§ 任务要求:
1. 从持久同调一文中抄录一段：自含有“定义：如果两个对象可以通过拉”的语句起，到“是第 $k$ 维洞的数量（Betti数）。”止，照原文逐字写出。
2. 用两句话概括持久同调一文的内容。
3. 接着持久同调一文的最后一句往下续写。

§ 待析文本:

===============

持久同调基础

持久同调（Persistent Homology, PH）是拓扑数据分析（Topological Data Analysis, TDA）的核心工具，通过追踪数据在不同尺度上的拓扑特征变化，揭示数据的内在几何结构。¹

1. 拓扑不变性基础

1.1 什么是拓扑

拓扑学研究在连续变形下保持不变的几何性质。与欧几里得几何不同，拓扑不关心精确的距离和角度，只关心”本质结构”。

1.2 核心拓扑不变量

不变量	维度	直观理解
连通分量	0维	数据点是否连成一片
环路	1维	是否有”洞”（如甜甜圈的孔）
空洞	2维	是否有”空腔”（如球体内部）
高维洞	k维	$k$ -维边界

定义：如果两个对象可以通过拉伸、扭曲（但不撕裂或粘合）相互转换，则它们在拓扑上是等价的。

1.3 同调群

$k$ 维同调群 $H_{k}$ 是代数结构，用于量化 $k$ 维洞的数量：

H_{k} ≅ Z^{b_{k}} \oplus (torsion terms)

其中 $b_{k}$ 是第 $k$ 维洞的数量（Betti数）。

2. 持久同调核心概念

2.1 过滤函数

过滤函数（Filtration）是定义尺度参数 $τ$ 的函数：

f : X \to R

常见的过滤函数包括：

Vietoris-Rips过滤：基于点间距离
Čech过滤：基于覆盖半径
sublevel过滤：基于函数值（如密度）

2.2 单纯复形

单纯复形是拓扑空间的多面体表示：

维度	单纯形	例子
0维	顶点	点
1维	边	线段
2维	三角形	平面三角形
3维	四面体	立体四面体

Vietoris-Rips复形：给定距离阈值 $ϵ$ ，包含所有距离 $\leq ϵ$ 的点构成的单纯复形。

2.3 持久图定义

持久图（Persistence Diagram）是 $R^{2}$ 中有限的点集，每个点 $(b, d)$ 表示一个拓扑特征：

$b$ ：特征”出生”（出现）的尺度
$d$ ：特征”死亡”（消失）的尺度
持久度： $p ers i s t e n ce = d - b$ ，衡量特征的重要性

2.4 持久条形码

持久条形码（Persistence Barcode）是持久图的另一种可视化：

特征1: |----------|
特征2: |------|
特征3: |-----|
特征4: |-----|
背景:  |

长条表示高持久度的重要特征，短条表示可能的噪声。

===============

§ 数据列表:
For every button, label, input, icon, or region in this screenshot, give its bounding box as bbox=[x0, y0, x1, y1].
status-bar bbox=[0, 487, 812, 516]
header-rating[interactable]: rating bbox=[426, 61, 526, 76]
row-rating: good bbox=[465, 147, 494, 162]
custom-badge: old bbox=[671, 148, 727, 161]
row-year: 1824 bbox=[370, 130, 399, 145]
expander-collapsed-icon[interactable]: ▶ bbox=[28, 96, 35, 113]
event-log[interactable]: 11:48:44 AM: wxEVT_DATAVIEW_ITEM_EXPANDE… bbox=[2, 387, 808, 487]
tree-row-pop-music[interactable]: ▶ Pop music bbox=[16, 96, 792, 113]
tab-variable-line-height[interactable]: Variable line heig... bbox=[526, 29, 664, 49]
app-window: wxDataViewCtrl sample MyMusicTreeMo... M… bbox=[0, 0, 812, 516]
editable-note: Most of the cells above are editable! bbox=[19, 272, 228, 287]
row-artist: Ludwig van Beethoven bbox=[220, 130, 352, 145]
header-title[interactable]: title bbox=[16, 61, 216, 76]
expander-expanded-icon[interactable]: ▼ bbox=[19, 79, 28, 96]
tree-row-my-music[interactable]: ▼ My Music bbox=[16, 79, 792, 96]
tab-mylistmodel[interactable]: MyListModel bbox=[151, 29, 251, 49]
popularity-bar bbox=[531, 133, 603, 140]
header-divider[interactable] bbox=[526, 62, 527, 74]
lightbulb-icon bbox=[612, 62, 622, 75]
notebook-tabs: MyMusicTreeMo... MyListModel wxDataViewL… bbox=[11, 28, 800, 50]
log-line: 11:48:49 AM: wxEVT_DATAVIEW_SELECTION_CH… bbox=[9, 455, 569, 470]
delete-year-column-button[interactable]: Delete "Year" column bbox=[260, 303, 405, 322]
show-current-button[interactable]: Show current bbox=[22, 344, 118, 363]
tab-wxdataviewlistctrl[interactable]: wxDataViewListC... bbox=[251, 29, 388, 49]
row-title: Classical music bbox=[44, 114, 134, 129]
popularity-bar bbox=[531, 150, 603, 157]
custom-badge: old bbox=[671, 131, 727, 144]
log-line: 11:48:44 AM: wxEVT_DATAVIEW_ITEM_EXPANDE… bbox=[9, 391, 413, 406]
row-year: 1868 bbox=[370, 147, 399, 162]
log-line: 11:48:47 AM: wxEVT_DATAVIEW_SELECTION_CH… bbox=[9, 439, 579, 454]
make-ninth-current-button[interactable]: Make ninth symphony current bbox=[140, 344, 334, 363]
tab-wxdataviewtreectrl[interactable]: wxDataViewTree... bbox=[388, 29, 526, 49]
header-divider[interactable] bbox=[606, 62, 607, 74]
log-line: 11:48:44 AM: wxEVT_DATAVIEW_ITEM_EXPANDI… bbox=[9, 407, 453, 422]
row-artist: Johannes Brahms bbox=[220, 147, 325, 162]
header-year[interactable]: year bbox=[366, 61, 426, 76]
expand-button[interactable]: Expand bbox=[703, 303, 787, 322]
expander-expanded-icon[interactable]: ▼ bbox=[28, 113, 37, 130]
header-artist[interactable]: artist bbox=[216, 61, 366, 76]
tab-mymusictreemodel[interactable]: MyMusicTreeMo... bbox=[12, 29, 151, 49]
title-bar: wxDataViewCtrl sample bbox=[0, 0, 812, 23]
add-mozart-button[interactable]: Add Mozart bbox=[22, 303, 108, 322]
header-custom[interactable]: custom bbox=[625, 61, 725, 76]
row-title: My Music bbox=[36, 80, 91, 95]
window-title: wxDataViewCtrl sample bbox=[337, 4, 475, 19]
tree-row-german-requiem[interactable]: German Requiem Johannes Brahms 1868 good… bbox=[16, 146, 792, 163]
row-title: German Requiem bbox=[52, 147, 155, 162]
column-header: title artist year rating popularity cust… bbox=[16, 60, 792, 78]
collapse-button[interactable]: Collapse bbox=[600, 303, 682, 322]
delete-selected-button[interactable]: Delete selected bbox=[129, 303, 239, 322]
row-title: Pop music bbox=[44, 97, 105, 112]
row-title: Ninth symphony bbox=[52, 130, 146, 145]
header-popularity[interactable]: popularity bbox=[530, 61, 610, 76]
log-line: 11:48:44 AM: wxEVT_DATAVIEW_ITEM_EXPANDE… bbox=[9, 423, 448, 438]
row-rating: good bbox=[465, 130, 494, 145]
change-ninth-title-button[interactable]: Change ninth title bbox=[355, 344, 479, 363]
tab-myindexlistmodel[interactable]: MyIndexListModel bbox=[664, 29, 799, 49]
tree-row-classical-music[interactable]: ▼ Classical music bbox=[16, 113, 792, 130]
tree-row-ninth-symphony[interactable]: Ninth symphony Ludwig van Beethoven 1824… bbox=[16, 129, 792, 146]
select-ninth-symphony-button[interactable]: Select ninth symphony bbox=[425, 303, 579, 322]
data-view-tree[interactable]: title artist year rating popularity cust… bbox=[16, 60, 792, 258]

===============

§ 各题答案:
1.
定义：如果两个对象可以通过拉伸、扭曲（但不撕裂或粘合）相互转换，则它们在拓扑上是等价的。

1.3 同调群

$k$ 维同调群 $H_{k}$ 是代数结构，用于量化 $k$ 维洞的数量：

H_{k} ≅ Z^{b_{k}} \oplus (torsion terms)

其中 $b_{k}$ 是第 $k$ 维洞的数量（Betti数）。

2. 持久同调是拓扑数据分析的核心工具，通过追踪数据在不同尺度上的拓扑特征变化，揭示数据的内在几何结构。其核心概念包括定义尺度参数的过滤函数、作为拓扑空间多面体表示的单纯复形，以及用点 (b, d) 记录特征出生和死亡尺度的持久图和它的另一种可视化持久条形码，其中长条表示高持久度的重要特征，短条表示可能的噪声。

3.
3. 稳定性理论

3.1 Bottleneck距离

Bottleneck距离度量两个持久图之间的最大偏差：

d_{B} (D_{1}, D_{2}) = γ in f x \in D_{1} \cup Δ sup ∥ x - γ (x) ∥_{\infty}

其中 $Δ$ 是对角线， $γ$ 是匹配。

3.2 Wasserstein距离

$p$ -Wasserstein距离是更精细的度量：

d_{W}^{p} (D_{1}, D_{2}) = (γ in f x \in D_{1} \cup Δ \sum ∥ x - γ (x) ∥_{\infty}^{p})^{1/ p}

稳定性定理：如果过滤函数 $f$ 和 $g$ 满足 $∣ f (x) - g (x) ∣ \leq ϵ$ ，则：

d_{B} (D g m (f), D g m (g)) \leq ϵ

这保证了拓扑特征对噪声的鲁棒性。

4. 计算算法

4.1 标准算法流程

def compute_persistent_homology(points, max_distance):
    # 1. 构建距离矩阵
    dist_matrix = compute_pairwise_distances(points)
    
    # 2. 按距离排序边
    edges = sort_edges_by_distance(dist_matrix)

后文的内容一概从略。